→ **EXERCISE**: All lines in which the word "Customer" occurs are to be extracted.

→ **SUPPLIED DATA**:
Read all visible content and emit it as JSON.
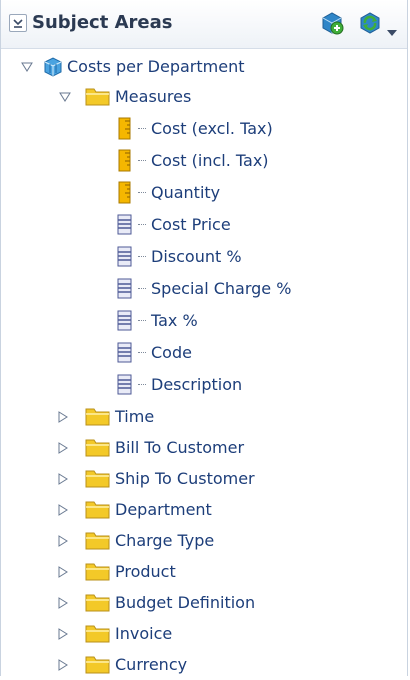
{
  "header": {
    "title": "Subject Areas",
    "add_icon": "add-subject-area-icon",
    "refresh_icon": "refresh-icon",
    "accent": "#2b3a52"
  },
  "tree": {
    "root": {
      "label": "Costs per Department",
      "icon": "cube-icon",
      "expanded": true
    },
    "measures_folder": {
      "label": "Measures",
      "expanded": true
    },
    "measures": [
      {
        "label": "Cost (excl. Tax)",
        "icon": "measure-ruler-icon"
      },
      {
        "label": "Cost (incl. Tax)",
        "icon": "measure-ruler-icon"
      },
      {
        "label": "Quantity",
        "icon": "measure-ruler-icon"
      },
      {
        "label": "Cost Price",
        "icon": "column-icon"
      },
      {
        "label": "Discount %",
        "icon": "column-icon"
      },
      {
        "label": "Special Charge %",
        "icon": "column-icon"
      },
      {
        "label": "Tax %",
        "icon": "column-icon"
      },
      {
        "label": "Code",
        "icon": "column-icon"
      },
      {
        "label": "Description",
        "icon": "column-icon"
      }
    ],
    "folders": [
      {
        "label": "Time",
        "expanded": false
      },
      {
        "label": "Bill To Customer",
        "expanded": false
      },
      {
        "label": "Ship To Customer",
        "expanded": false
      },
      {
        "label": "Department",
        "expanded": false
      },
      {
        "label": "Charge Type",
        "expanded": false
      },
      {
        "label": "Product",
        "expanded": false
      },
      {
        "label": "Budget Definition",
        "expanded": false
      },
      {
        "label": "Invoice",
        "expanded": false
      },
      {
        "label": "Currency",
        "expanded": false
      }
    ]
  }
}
==
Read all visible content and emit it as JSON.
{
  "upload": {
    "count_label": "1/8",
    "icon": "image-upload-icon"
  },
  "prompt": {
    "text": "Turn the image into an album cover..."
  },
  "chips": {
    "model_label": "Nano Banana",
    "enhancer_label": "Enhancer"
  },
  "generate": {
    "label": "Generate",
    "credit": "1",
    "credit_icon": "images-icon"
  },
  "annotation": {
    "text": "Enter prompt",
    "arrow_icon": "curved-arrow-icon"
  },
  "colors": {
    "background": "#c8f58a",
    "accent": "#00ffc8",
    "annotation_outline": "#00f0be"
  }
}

→ **OUTPUT FOR THIS EXERCISE**:
        "label": "Bill To Customer",
        "label": "Ship To Customer",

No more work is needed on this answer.